WORK INSTRUCTIONS
Print every record below exactly as written.

MATERIAL FOR THIS EXERCISE
──────────────────────────────
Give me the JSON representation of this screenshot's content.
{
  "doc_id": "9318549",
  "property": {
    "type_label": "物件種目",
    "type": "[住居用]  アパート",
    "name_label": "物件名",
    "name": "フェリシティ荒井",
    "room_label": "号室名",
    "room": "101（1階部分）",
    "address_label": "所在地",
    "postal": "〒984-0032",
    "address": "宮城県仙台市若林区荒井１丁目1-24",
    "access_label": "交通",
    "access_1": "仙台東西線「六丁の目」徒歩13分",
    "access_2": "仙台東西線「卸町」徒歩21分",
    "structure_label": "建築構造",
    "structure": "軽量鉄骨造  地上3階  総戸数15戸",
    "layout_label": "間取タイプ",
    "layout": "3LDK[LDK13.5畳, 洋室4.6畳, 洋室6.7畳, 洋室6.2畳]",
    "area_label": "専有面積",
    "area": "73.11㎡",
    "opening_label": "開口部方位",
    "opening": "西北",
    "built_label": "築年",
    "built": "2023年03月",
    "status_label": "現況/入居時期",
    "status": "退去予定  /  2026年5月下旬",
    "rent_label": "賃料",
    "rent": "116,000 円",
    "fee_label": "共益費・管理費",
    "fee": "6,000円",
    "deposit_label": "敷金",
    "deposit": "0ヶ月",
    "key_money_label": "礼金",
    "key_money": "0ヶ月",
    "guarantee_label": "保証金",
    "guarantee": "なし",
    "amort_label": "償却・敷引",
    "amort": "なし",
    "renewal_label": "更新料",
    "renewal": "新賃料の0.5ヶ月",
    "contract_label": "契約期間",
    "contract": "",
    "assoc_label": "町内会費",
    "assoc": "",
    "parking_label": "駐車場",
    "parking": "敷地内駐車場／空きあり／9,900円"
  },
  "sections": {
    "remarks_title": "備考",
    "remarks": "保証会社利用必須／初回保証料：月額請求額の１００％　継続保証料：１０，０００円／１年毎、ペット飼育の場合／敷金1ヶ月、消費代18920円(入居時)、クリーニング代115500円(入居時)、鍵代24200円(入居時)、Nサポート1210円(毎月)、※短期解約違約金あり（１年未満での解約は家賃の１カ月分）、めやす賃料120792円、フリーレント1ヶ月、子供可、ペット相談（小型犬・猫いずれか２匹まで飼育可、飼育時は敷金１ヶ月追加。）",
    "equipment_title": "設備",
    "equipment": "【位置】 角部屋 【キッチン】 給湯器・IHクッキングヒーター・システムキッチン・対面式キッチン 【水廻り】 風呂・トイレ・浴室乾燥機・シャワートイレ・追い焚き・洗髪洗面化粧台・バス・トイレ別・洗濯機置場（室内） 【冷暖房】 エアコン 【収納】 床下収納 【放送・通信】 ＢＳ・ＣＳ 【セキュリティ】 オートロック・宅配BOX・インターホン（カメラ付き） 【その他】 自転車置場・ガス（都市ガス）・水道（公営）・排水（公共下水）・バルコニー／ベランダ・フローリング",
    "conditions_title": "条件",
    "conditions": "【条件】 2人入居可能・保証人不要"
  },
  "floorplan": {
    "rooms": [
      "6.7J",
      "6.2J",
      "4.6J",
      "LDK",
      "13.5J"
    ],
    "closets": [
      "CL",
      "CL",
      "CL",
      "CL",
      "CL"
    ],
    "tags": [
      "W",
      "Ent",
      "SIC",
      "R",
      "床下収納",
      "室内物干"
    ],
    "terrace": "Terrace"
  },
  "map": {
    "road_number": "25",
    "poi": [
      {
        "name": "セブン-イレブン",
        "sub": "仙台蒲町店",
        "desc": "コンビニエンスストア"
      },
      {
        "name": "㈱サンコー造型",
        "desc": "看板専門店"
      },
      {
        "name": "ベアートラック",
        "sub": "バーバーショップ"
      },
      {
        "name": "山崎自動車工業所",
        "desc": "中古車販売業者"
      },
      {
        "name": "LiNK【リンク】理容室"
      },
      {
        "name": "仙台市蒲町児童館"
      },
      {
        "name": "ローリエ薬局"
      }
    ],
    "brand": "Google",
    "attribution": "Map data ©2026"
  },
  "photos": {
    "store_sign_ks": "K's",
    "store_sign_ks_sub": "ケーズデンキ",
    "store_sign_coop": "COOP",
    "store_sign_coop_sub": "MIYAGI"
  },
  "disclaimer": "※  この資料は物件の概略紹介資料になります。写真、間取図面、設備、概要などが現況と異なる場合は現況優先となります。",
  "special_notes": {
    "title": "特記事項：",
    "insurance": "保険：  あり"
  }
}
──────────────────────────────
COMPLETE ANSWER
Give me the JSON representation of this screenshot's content.
{
  "doc_id": "9318549",
  "property": {
    "type_label": "物件種目",
    "type": "[住居用]  アパート",
    "name_label": "物件名",
    "name": "フェリシティ荒井",
    "room_label": "号室名",
    "room": "101（1階部分）",
    "address_label": "所在地",
    "postal": "〒984-0032",
    "address": "宮城県仙台市若林区荒井１丁目1-24",
    "access_label": "交通",
    "access_1": "仙台東西線「六丁の目」徒歩13分",
    "access_2": "仙台東西線「卸町」徒歩21分",
    "structure_label": "建築構造",
    "structure": "軽量鉄骨造  地上3階  総戸数15戸",
    "layout_label": "間取タイプ",
    "layout": "3LDK[LDK13.5畳, 洋室4.6畳, 洋室6.7畳, 洋室6.2畳]",
    "area_label": "専有面積",
    "area": "73.11㎡",
    "opening_label": "開口部方位",
    "opening": "西北",
    "built_label": "築年",
    "built": "2023年03月",
    "status_label": "現況/入居時期",
    "status": "退去予定  /  2026年5月下旬",
    "rent_label": "賃料",
    "rent": "116,000 円",
    "fee_label": "共益費・管理費",
    "fee": "6,000円",
    "deposit_label": "敷金",
    "deposit": "0ヶ月",
    "key_money_label": "礼金",
    "key_money": "0ヶ月",
    "guarantee_label": "保証金",
    "guarantee": "なし",
    "amort_label": "償却・敷引",
    "amort": "なし",
    "renewal_label": "更新料",
    "renewal": "新賃料の0.5ヶ月",
    "contract_label": "契約期間",
    "contract": "",
    "assoc_label": "町内会費",
    "assoc": "",
    "parking_label": "駐車場",
    "parking": "敷地内駐車場／空きあり／9,900円"
  },
  "sections": {
    "remarks_title": "備考",
    "remarks": "保証会社利用必須／初回保証料：月額請求額の１００％　継続保証料：１０，０００円／１年毎、ペット飼育の場合／敷金1ヶ月、消費代18920円(入居時)、クリーニング代115500円(入居時)、鍵代24200円(入居時)、Nサポート1210円(毎月)、※短期解約違約金あり（１年未満での解約は家賃の１カ月分）、めやす賃料120792円、フリーレント1ヶ月、子供可、ペット相談（小型犬・猫いずれか２匹まで飼育可、飼育時は敷金１ヶ月追加。）",
    "equipment_title": "設備",
    "equipment": "【位置】 角部屋 【キッチン】 給湯器・IHクッキングヒーター・システムキッチン・対面式キッチン 【水廻り】 風呂・トイレ・浴室乾燥機・シャワートイレ・追い焚き・洗髪洗面化粧台・バス・トイレ別・洗濯機置場（室内） 【冷暖房】 エアコン 【収納】 床下収納 【放送・通信】 ＢＳ・ＣＳ 【セキュリティ】 オートロック・宅配BOX・インターホン（カメラ付き） 【その他】 自転車置場・ガス（都市ガス）・水道（公営）・排水（公共下水）・バルコニー／ベランダ・フローリング",
    "conditions_title": "条件",
    "conditions": "【条件】 2人入居可能・保証人不要"
  },
  "floorplan": {
    "rooms": [
      "6.7J",
      "6.2J",
      "4.6J",
      "LDK",
      "13.5J"
    ],
    "closets": [
      "CL",
      "CL",
      "CL",
      "CL",
      "CL"
    ],
    "tags": [
      "W",
      "Ent",
      "SIC",
      "R",
      "床下収納",
      "室内物干"
    ],
    "terrace": "Terrace"
  },
  "map": {
    "road_number": "25",
    "poi": [
      {
        "name": "セブン-イレブン",
        "sub": "仙台蒲町店",
        "desc": "コンビニエンスストア"
      },
      {
        "name": "㈱サンコー造型",
        "desc": "看板専門店"
      },
      {
        "name": "ベアートラック",
        "sub": "バーバーショップ"
      },
      {
        "name": "山崎自動車工業所",
        "desc": "中古車販売業者"
      },
      {
        "name": "LiNK【リンク】理容室"
      },
      {
        "name": "仙台市蒲町児童館"
      },
      {
        "name": "ローリエ薬局"
      }
    ],
    "brand": "Google",
    "attribution": "Map data ©2026"
  },
  "photos": {
    "store_sign_ks": "K's",
    "store_sign_ks_sub": "ケーズデンキ",
    "store_sign_coop": "COOP",
    "store_sign_coop_sub": "MIYAGI"
  },
  "disclaimer": "※  この資料は物件の概略紹介資料になります。写真、間取図面、設備、概要などが現況と異なる場合は現況優先となります。",
  "special_notes": {
    "title": "特記事項：",
    "insurance": "保険：  あり"
  }
}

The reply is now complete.